>> START

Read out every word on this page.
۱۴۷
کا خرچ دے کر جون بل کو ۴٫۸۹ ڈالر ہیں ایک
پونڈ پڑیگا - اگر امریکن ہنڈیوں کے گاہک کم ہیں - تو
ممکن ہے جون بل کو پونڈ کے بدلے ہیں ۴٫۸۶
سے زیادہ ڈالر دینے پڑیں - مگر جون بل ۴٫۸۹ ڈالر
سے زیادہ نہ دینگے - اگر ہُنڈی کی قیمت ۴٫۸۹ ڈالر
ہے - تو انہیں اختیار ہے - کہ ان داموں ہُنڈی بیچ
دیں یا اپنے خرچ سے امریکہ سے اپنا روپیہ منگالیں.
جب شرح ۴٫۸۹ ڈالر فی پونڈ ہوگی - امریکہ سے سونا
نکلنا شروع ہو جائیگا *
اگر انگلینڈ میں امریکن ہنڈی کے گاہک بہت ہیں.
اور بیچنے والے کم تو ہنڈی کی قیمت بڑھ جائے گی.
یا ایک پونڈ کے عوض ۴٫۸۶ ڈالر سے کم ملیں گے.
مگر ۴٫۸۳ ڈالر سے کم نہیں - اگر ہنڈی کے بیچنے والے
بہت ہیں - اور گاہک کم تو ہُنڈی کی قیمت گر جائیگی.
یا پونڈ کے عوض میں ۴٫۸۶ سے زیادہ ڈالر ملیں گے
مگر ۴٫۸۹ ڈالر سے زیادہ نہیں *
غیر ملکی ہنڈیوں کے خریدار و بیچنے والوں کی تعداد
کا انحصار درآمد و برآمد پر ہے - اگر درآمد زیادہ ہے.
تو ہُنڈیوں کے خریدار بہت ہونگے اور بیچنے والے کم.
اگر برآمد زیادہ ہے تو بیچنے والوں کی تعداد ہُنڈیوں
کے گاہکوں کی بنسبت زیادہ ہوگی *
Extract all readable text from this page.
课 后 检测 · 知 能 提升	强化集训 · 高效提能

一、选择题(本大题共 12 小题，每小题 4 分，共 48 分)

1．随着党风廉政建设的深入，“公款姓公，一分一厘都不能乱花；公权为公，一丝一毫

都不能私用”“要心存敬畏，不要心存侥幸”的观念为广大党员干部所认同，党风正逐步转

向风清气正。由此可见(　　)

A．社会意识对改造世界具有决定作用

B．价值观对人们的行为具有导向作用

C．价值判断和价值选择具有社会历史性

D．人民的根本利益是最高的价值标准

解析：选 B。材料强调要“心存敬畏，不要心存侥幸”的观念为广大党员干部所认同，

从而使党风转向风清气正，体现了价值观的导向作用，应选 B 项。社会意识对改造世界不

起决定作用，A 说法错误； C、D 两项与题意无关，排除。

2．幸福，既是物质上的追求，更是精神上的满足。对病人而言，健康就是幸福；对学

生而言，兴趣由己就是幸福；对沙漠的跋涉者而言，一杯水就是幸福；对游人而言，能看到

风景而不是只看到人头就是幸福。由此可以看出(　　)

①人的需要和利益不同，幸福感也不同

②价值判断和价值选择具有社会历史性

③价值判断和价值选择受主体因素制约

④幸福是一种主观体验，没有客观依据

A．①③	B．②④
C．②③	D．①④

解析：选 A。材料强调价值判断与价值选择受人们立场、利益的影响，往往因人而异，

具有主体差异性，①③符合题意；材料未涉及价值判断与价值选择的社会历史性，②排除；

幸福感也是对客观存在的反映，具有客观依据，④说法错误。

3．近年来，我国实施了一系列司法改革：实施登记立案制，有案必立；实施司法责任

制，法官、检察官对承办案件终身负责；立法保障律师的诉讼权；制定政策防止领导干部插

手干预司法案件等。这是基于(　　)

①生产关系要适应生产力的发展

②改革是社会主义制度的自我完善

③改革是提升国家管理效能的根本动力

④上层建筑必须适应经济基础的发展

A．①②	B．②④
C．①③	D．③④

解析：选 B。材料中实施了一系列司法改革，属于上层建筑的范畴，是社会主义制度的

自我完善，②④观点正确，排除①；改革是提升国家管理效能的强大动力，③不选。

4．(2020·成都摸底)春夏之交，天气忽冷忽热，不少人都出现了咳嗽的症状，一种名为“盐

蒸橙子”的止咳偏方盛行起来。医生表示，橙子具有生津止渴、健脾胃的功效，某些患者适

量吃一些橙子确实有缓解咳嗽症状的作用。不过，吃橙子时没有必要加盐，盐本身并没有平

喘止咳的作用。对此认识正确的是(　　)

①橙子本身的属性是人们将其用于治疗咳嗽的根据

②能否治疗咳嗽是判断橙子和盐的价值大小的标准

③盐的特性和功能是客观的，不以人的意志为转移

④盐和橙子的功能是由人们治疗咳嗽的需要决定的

>> END

[EXERCISE DESCRIPTION]
Among the lines of the material, find those that hold the word "ہنڈیوں" and copy them.

[ANSWER TO THE PROBLEM]
پونڈ پڑیگا - اگر امریکن ہنڈیوں کے گاہک کم ہیں - تو
غیر ملکی ہنڈیوں کے خریدار و بیچنے والوں کی تعداد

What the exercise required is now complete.